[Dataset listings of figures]

********

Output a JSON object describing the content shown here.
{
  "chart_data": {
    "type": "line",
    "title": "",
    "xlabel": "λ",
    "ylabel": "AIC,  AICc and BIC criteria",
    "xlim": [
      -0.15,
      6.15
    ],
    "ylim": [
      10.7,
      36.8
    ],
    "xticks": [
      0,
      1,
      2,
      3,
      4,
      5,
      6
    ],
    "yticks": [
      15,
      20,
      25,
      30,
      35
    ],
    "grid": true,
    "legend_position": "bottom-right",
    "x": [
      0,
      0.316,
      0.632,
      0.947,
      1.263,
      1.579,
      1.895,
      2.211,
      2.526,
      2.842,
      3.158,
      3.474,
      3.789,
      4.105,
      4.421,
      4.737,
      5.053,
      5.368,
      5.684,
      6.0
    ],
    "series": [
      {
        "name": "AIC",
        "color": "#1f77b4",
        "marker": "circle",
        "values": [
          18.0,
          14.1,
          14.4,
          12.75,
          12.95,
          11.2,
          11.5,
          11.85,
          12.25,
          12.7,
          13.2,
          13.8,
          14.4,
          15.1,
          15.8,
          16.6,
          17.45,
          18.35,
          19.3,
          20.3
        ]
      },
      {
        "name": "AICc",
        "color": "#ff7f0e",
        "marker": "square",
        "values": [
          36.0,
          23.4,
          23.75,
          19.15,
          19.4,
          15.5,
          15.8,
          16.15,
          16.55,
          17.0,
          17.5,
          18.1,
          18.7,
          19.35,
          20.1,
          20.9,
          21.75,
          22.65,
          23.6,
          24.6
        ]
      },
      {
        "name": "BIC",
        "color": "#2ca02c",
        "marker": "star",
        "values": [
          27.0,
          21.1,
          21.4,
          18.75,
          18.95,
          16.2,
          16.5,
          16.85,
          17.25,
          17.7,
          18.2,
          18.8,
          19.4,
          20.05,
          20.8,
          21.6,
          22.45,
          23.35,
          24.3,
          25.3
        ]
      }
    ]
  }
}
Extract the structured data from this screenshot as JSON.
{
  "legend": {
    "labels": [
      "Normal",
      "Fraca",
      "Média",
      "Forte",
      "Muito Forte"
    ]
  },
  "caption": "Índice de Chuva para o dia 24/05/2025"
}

********

**GIVEN INSTRUCTION**
Give back, exactly as written, the lines from the one with "Extract the structured" to the last line.

**COMPLETE ANSWER**
Extract the structured data from this screenshot as JSON.
{
  "legend": {
    "labels": [
      "Normal",
      "Fraca",
      "Média",
      "Forte",
      "Muito Forte"
    ]
  },
  "caption": "Índice de Chuva para o dia 24/05/2025"
}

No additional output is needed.